╭─ Text block

Business, Ecommerce, News

Snapdeal Claims to Become Yet Another ‘First E-Comm Firm to Turn Profitable’

TestIn an interview with Aveek Datta, a Columnist associated with The Financial Express, Snapdeal’s CEO Kunal Bahl said that “We will surely be the first e-commerce company to turn profitable in India because of the business model we follow and our commitment to it.” Bahl states Snapdeal has taken a conscious decision to stay away from diversifying into developing and selling private labels and stocking inventory, like some of its peers.

Moreover, the company want to focus on building the best online marketplace, along with an ecosystem consisting of sellers, merchants and courier partners. Kunal explains that “If we wanted to breakeven, we could do so in two quarters with two main components — technology, which is really the engineers that work for us, and marketing, which is a completely discretionary spend. As revenues grow, the amount of margin that we earn cumulatively on what we sell becomes enough to pay for all this.”

╰─
╭─ Supplied material

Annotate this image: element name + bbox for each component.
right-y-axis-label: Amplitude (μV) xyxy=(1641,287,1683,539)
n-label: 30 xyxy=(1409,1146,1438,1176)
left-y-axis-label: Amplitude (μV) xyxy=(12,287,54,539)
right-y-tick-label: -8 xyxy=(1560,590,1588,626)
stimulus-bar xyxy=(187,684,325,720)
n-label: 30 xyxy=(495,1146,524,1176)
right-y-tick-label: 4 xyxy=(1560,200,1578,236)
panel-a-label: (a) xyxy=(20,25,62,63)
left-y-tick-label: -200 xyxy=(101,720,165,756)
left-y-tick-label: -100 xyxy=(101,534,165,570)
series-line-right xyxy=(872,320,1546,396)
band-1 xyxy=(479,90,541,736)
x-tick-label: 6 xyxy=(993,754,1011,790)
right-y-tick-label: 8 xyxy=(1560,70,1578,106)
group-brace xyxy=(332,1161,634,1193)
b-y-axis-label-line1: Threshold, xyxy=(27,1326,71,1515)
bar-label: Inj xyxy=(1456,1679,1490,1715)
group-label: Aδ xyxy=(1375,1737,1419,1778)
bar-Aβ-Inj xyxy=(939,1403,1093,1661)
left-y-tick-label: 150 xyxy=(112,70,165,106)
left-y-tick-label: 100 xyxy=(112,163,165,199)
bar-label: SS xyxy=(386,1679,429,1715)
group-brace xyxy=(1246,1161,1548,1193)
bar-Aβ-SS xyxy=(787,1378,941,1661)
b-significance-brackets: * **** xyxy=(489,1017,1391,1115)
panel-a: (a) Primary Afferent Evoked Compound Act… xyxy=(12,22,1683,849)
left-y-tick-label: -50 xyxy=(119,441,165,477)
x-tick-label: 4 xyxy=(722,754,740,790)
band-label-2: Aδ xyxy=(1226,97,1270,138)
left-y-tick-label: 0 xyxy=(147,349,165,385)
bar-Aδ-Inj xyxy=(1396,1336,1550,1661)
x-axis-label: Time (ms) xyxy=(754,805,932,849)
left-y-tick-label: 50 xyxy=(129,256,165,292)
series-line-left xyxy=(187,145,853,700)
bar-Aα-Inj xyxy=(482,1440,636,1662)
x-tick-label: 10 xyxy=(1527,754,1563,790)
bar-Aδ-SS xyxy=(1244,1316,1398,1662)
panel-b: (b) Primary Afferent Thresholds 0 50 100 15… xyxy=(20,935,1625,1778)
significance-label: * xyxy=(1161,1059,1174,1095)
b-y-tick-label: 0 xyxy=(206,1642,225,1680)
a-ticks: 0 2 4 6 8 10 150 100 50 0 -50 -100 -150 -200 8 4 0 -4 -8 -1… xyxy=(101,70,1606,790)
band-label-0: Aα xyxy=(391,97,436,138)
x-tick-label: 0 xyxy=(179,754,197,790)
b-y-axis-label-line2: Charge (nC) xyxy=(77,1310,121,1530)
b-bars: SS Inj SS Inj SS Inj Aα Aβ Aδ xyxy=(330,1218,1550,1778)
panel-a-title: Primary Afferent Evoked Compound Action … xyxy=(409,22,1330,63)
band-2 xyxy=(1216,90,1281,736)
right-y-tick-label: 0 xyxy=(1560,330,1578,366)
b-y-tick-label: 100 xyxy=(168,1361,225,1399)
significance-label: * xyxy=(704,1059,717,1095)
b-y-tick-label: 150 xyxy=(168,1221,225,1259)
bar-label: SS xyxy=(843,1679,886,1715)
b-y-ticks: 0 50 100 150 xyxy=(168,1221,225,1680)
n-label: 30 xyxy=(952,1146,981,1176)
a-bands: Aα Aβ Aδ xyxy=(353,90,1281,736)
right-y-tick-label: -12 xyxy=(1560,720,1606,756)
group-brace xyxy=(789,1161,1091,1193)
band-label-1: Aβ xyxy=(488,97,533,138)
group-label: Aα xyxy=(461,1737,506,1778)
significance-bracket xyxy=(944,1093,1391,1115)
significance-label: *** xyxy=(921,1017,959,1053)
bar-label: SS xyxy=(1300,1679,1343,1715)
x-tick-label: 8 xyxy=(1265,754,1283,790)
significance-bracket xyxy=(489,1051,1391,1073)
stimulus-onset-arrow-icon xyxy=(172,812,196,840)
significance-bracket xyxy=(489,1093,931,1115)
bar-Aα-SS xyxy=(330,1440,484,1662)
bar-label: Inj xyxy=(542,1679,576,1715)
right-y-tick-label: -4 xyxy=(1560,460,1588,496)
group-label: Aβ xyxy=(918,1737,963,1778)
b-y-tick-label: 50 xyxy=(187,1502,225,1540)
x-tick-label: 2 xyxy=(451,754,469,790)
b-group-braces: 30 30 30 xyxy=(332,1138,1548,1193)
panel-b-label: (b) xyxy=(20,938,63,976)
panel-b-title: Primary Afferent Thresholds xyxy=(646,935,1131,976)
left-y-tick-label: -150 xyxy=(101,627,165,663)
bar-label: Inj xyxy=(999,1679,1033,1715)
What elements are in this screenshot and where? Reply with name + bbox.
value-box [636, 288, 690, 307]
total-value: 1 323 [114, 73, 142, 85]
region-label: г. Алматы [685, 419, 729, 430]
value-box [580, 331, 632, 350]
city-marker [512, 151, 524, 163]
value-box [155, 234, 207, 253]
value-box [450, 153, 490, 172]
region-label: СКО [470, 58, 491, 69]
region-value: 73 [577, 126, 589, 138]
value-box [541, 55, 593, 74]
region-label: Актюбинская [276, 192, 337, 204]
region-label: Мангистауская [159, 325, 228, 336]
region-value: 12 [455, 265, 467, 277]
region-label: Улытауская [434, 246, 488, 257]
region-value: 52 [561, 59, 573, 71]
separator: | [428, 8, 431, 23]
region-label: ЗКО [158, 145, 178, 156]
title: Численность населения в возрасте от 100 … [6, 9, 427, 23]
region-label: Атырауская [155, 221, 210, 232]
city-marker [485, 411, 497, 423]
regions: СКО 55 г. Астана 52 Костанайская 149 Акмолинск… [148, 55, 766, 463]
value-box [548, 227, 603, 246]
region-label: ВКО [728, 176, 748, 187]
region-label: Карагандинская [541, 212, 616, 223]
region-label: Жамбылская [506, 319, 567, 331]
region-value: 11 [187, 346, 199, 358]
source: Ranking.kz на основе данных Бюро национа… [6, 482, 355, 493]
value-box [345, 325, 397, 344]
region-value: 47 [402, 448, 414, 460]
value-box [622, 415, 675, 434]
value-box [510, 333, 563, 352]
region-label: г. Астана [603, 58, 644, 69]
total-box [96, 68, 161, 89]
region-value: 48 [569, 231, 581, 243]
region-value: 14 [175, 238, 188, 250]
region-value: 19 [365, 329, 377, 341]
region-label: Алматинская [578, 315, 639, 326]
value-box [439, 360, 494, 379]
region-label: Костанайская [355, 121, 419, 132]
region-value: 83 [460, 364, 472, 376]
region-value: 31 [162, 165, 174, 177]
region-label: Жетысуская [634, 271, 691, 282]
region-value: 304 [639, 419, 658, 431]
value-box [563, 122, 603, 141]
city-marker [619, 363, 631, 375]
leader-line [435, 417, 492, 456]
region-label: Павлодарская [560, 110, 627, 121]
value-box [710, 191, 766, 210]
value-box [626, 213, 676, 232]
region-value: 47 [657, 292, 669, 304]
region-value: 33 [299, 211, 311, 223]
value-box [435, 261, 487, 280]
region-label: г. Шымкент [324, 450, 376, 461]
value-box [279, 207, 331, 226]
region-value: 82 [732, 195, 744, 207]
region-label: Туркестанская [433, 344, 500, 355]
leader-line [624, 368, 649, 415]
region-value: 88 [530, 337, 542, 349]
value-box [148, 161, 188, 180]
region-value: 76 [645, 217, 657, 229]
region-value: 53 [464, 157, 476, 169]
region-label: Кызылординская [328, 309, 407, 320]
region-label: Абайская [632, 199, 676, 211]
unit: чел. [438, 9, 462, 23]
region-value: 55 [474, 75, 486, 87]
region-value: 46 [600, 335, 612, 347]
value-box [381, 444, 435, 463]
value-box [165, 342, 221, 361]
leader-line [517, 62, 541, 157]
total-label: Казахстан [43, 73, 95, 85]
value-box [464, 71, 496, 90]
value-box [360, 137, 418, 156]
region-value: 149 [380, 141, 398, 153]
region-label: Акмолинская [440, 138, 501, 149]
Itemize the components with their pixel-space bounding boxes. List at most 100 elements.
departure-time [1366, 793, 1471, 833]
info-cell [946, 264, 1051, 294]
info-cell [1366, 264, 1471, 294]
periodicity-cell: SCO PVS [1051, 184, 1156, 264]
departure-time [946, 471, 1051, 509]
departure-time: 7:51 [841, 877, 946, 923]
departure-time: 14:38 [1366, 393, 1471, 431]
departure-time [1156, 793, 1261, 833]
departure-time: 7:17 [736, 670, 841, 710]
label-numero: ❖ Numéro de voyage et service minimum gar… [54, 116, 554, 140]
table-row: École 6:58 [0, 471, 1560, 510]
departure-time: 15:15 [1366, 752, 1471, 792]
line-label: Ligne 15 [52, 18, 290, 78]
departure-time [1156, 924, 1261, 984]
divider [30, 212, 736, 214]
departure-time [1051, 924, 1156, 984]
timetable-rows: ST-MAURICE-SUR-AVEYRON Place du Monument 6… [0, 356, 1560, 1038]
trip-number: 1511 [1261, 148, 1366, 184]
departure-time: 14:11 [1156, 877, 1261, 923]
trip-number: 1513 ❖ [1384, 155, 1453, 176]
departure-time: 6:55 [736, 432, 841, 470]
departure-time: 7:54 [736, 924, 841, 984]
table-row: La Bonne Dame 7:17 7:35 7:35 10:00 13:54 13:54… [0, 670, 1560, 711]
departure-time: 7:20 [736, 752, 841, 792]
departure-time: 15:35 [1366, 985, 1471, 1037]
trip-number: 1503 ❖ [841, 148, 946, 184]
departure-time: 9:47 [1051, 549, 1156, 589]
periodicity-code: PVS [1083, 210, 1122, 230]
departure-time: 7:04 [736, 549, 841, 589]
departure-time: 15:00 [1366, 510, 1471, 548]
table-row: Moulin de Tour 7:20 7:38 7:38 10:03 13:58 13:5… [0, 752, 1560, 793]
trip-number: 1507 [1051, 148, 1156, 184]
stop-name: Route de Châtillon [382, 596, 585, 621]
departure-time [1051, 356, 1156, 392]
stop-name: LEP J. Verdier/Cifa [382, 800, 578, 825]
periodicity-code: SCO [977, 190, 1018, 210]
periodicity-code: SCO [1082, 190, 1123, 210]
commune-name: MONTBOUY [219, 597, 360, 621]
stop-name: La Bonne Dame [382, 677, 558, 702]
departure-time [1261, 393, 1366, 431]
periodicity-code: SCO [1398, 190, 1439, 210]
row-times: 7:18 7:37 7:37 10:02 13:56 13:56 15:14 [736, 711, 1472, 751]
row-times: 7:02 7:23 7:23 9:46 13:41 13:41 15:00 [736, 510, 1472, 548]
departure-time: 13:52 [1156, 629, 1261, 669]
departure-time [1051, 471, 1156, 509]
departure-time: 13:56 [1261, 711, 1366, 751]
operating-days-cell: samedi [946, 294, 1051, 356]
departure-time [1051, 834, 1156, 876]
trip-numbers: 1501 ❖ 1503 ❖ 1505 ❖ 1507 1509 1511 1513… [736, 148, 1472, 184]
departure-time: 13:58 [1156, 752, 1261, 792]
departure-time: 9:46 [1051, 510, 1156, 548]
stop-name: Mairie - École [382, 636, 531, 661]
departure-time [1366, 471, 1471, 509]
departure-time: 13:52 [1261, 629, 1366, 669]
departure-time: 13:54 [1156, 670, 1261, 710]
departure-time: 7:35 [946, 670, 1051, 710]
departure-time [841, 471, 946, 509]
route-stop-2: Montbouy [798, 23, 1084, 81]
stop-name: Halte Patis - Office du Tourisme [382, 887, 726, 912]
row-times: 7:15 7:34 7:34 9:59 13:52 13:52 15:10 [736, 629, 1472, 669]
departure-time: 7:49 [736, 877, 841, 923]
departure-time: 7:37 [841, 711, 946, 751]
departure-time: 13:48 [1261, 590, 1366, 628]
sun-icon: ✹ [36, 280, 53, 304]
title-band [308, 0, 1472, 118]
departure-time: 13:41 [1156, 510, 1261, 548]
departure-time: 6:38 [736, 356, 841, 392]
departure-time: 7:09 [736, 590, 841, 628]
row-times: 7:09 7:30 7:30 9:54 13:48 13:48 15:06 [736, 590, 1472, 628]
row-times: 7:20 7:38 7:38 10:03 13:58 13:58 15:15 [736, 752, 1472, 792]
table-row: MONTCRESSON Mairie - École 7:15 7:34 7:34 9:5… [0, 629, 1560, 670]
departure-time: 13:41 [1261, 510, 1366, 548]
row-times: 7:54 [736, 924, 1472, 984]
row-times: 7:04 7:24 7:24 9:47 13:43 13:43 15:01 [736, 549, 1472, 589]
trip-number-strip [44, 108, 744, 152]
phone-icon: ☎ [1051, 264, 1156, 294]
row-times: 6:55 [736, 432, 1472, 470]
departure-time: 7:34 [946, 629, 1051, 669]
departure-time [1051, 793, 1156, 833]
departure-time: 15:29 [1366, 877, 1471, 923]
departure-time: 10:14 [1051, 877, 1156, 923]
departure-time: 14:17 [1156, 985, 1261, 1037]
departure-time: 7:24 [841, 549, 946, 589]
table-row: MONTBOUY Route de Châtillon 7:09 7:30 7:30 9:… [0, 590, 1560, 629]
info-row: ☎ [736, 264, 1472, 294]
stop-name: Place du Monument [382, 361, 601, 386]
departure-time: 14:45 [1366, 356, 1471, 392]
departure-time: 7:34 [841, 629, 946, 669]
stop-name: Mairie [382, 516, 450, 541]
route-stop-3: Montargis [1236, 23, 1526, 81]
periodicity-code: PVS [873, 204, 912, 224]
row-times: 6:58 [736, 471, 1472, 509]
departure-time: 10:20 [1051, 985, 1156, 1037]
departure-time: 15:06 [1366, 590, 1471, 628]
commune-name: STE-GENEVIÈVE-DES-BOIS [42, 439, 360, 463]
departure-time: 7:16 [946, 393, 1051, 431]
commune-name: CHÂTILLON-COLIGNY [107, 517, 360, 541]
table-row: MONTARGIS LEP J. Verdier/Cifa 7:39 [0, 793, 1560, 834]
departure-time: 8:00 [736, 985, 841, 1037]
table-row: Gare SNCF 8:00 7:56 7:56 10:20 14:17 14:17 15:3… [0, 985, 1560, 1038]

╰─

- Exercises -
a - In the Snapdeal article, who interviewed Kunal Bahl?
b - Print the part of the Snapdeal article starting with "Snapdeal Claims to" and going on through "of its peers.".
These records have nothing to do with the Snapdeal article.

- Results for the exercise -
a - Aveek Datta, a columnist associated with The Financial Express.

b -
Snapdeal Claims to Become Yet Another ‘First E-Comm Firm to Turn Profitable’

TestIn an interview with Aveek Datta, a Columnist associated with The Financial Express, Snapdeal’s CEO Kunal Bahl said that “We will surely be the first e-commerce company to turn profitable in India because of the business model we follow and our commitment to it.” Bahl states Snapdeal has taken a conscious decision to stay away from diversifying into developing and selling private labels and stocking inventory, like some of its peers.